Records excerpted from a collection
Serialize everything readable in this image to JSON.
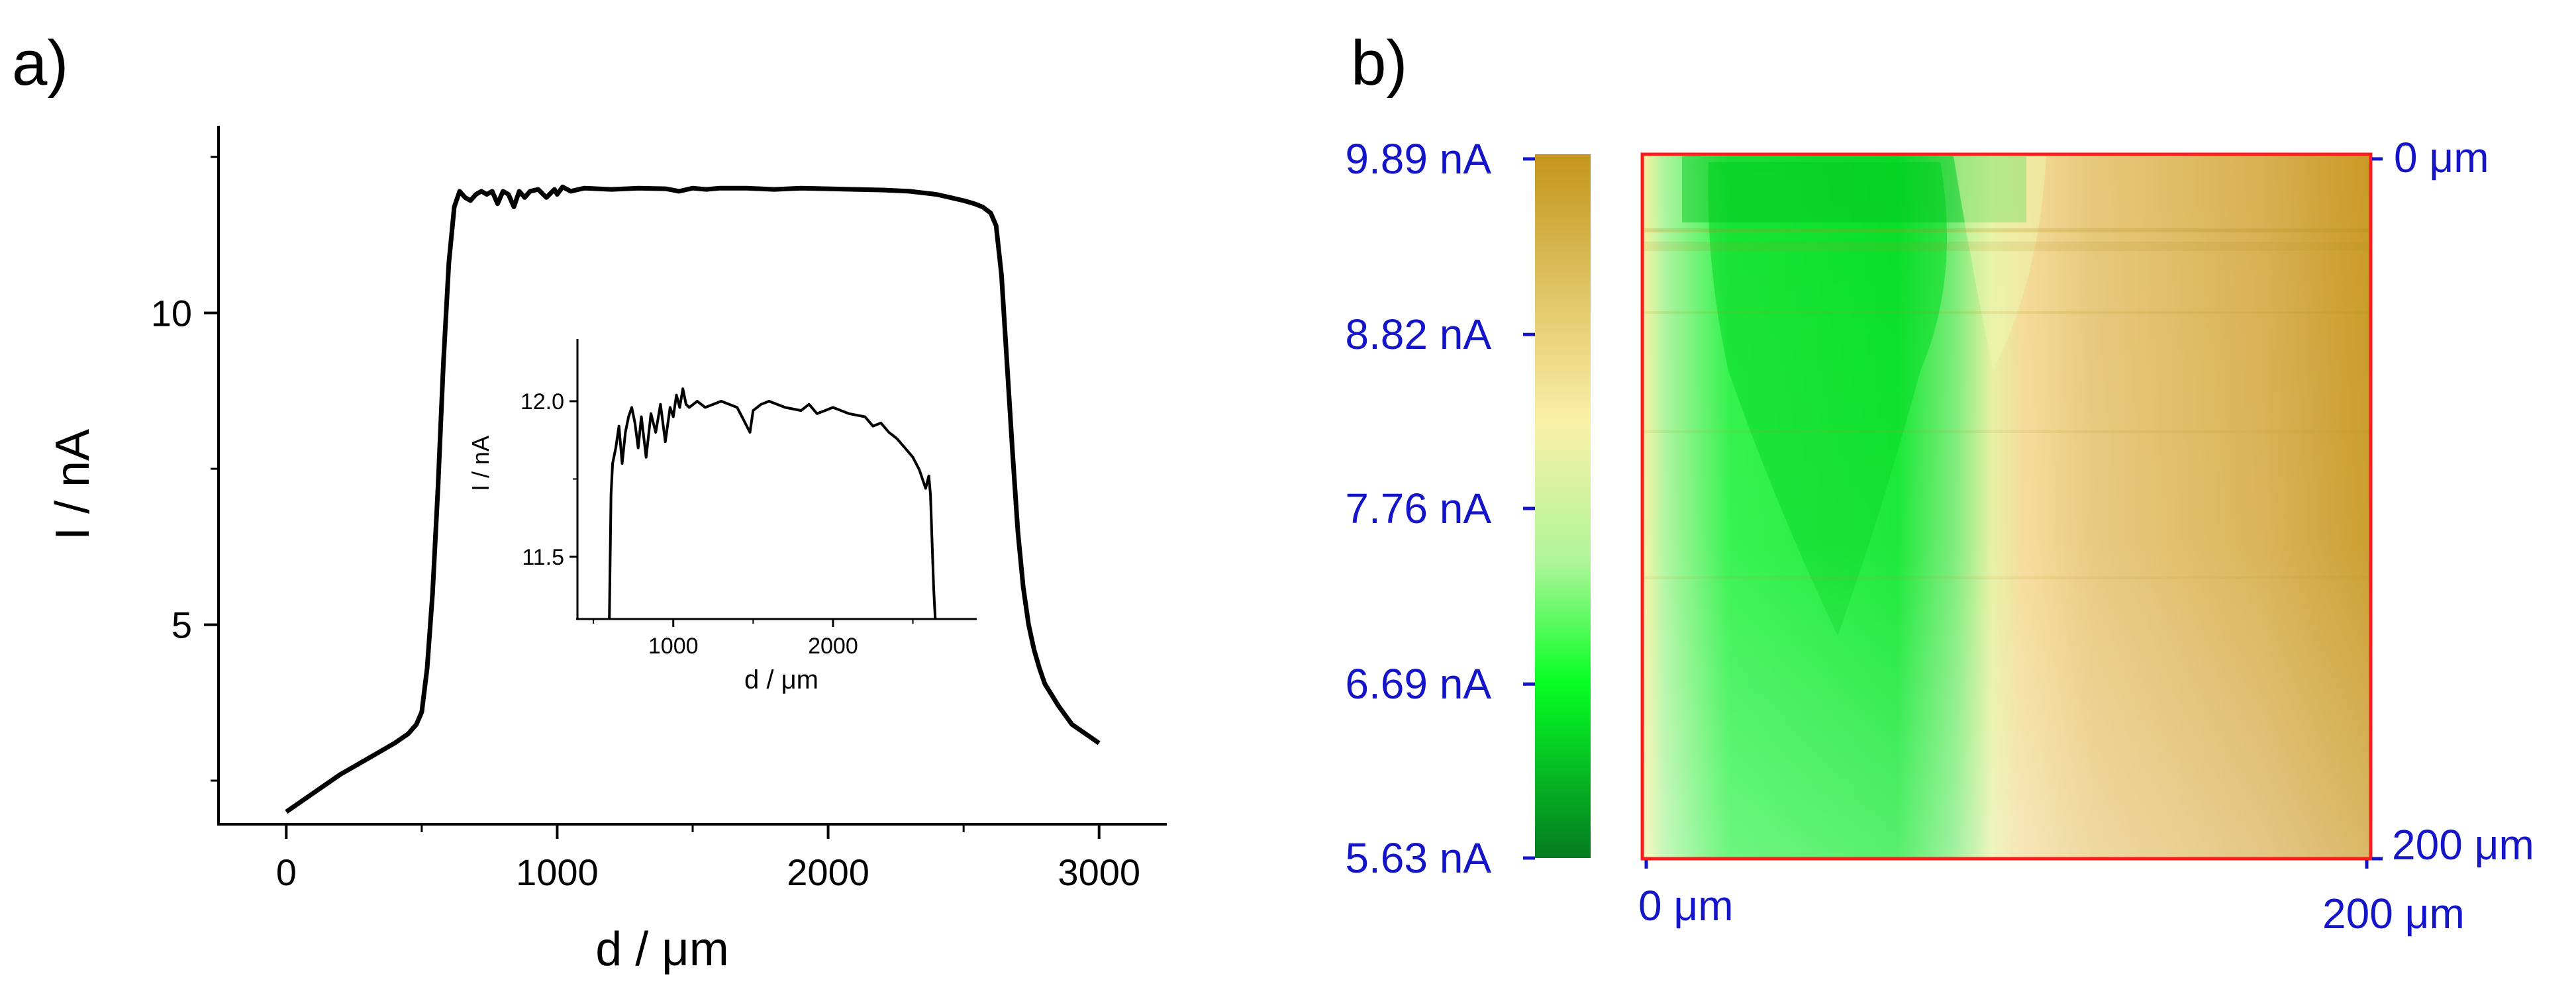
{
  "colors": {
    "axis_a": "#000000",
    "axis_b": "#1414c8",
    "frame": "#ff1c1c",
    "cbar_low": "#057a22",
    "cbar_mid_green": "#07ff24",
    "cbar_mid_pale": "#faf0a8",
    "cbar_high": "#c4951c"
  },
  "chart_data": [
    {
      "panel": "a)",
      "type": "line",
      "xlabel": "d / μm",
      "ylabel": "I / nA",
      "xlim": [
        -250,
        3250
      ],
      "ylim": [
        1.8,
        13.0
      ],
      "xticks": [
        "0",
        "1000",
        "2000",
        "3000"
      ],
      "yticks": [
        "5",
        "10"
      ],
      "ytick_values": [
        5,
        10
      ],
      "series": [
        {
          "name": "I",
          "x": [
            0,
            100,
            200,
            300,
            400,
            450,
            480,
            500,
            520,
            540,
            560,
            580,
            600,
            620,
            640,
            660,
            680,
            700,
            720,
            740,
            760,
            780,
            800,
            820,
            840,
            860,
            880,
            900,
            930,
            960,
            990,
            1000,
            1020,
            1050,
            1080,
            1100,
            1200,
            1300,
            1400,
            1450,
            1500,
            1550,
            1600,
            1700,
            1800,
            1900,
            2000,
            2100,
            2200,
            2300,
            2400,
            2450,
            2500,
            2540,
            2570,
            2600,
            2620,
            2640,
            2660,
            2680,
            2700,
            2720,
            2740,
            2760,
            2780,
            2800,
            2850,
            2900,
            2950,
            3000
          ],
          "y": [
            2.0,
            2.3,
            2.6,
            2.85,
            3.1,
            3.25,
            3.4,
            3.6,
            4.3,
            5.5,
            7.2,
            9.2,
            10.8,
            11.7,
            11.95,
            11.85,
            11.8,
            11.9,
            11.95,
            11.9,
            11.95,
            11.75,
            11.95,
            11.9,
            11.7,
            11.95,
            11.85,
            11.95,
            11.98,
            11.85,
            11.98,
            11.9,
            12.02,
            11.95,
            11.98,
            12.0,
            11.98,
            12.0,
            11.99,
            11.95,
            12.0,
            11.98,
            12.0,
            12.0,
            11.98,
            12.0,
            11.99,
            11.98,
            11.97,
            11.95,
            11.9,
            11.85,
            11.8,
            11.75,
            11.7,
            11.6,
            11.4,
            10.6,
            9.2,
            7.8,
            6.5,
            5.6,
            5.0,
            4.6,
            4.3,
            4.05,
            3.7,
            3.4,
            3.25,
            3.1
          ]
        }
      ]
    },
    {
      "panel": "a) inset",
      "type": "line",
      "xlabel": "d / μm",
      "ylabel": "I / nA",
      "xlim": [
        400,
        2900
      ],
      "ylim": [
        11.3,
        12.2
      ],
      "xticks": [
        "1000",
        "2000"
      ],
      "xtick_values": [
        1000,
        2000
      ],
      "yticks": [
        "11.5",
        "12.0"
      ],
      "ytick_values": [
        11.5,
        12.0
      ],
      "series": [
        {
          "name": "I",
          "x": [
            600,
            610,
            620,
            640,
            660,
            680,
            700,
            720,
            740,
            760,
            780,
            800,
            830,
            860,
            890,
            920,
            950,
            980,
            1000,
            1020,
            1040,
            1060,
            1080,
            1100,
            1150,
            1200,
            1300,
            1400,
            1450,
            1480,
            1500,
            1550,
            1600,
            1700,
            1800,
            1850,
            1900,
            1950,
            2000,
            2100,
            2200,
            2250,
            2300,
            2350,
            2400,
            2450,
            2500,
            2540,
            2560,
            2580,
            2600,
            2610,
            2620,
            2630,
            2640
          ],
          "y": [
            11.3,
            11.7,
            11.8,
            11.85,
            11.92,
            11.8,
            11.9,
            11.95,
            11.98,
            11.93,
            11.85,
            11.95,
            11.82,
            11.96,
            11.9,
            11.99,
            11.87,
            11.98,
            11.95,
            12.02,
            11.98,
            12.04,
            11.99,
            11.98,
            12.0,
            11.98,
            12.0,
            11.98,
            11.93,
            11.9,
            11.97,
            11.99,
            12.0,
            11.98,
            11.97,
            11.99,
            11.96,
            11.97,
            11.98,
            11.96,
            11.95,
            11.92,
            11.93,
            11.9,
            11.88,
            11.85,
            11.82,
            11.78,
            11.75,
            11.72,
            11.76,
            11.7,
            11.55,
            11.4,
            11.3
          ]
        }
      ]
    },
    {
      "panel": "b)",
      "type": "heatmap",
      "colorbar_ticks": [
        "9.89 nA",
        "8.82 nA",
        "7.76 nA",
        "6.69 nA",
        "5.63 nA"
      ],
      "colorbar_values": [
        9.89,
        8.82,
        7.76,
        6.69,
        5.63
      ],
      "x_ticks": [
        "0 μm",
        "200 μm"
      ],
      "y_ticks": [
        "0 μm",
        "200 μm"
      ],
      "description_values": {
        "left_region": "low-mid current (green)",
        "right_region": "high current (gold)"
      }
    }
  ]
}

### STATED TASK:
All entries are to be retyped exactly. Omit any embedded images.

### EXPECTED ANSWER:
Serialize everything readable in this image to JSON.
{
  "colors": {
    "axis_a": "#000000",
    "axis_b": "#1414c8",
    "frame": "#ff1c1c",
    "cbar_low": "#057a22",
    "cbar_mid_green": "#07ff24",
    "cbar_mid_pale": "#faf0a8",
    "cbar_high": "#c4951c"
  },
  "chart_data": [
    {
      "panel": "a)",
      "type": "line",
      "xlabel": "d / μm",
      "ylabel": "I / nA",
      "xlim": [
        -250,
        3250
      ],
      "ylim": [
        1.8,
        13.0
      ],
      "xticks": [
        "0",
        "1000",
        "2000",
        "3000"
      ],
      "yticks": [
        "5",
        "10"
      ],
      "ytick_values": [
        5,
        10
      ],
      "series": [
        {
          "name": "I",
          "x": [
            0,
            100,
            200,
            300,
            400,
            450,
            480,
            500,
            520,
            540,
            560,
            580,
            600,
            620,
            640,
            660,
            680,
            700,
            720,
            740,
            760,
            780,
            800,
            820,
            840,
            860,
            880,
            900,
            930,
            960,
            990,
            1000,
            1020,
            1050,
            1080,
            1100,
            1200,
            1300,
            1400,
            1450,
            1500,
            1550,
            1600,
            1700,
            1800,
            1900,
            2000,
            2100,
            2200,
            2300,
            2400,
            2450,
            2500,
            2540,
            2570,
            2600,
            2620,
            2640,
            2660,
            2680,
            2700,
            2720,
            2740,
            2760,
            2780,
            2800,
            2850,
            2900,
            2950,
            3000
          ],
          "y": [
            2.0,
            2.3,
            2.6,
            2.85,
            3.1,
            3.25,
            3.4,
            3.6,
            4.3,
            5.5,
            7.2,
            9.2,
            10.8,
            11.7,
            11.95,
            11.85,
            11.8,
            11.9,
            11.95,
            11.9,
            11.95,
            11.75,
            11.95,
            11.9,
            11.7,
            11.95,
            11.85,
            11.95,
            11.98,
            11.85,
            11.98,
            11.9,
            12.02,
            11.95,
            11.98,
            12.0,
            11.98,
            12.0,
            11.99,
            11.95,
            12.0,
            11.98,
            12.0,
            12.0,
            11.98,
            12.0,
            11.99,
            11.98,
            11.97,
            11.95,
            11.9,
            11.85,
            11.8,
            11.75,
            11.7,
            11.6,
            11.4,
            10.6,
            9.2,
            7.8,
            6.5,
            5.6,
            5.0,
            4.6,
            4.3,
            4.05,
            3.7,
            3.4,
            3.25,
            3.1
          ]
        }
      ]
    },
    {
      "panel": "a) inset",
      "type": "line",
      "xlabel": "d / μm",
      "ylabel": "I / nA",
      "xlim": [
        400,
        2900
      ],
      "ylim": [
        11.3,
        12.2
      ],
      "xticks": [
        "1000",
        "2000"
      ],
      "xtick_values": [
        1000,
        2000
      ],
      "yticks": [
        "11.5",
        "12.0"
      ],
      "ytick_values": [
        11.5,
        12.0
      ],
      "series": [
        {
          "name": "I",
          "x": [
            600,
            610,
            620,
            640,
            660,
            680,
            700,
            720,
            740,
            760,
            780,
            800,
            830,
            860,
            890,
            920,
            950,
            980,
            1000,
            1020,
            1040,
            1060,
            1080,
            1100,
            1150,
            1200,
            1300,
            1400,
            1450,
            1480,
            1500,
            1550,
            1600,
            1700,
            1800,
            1850,
            1900,
            1950,
            2000,
            2100,
            2200,
            2250,
            2300,
            2350,
            2400,
            2450,
            2500,
            2540,
            2560,
            2580,
            2600,
            2610,
            2620,
            2630,
            2640
          ],
          "y": [
            11.3,
            11.7,
            11.8,
            11.85,
            11.92,
            11.8,
            11.9,
            11.95,
            11.98,
            11.93,
            11.85,
            11.95,
            11.82,
            11.96,
            11.9,
            11.99,
            11.87,
            11.98,
            11.95,
            12.02,
            11.98,
            12.04,
            11.99,
            11.98,
            12.0,
            11.98,
            12.0,
            11.98,
            11.93,
            11.9,
            11.97,
            11.99,
            12.0,
            11.98,
            11.97,
            11.99,
            11.96,
            11.97,
            11.98,
            11.96,
            11.95,
            11.92,
            11.93,
            11.9,
            11.88,
            11.85,
            11.82,
            11.78,
            11.75,
            11.72,
            11.76,
            11.7,
            11.55,
            11.4,
            11.3
          ]
        }
      ]
    },
    {
      "panel": "b)",
      "type": "heatmap",
      "colorbar_ticks": [
        "9.89 nA",
        "8.82 nA",
        "7.76 nA",
        "6.69 nA",
        "5.63 nA"
      ],
      "colorbar_values": [
        9.89,
        8.82,
        7.76,
        6.69,
        5.63
      ],
      "x_ticks": [
        "0 μm",
        "200 μm"
      ],
      "y_ticks": [
        "0 μm",
        "200 μm"
      ],
      "description_values": {
        "left_region": "low-mid current (green)",
        "right_region": "high current (gold)"
      }
    }
  ]
}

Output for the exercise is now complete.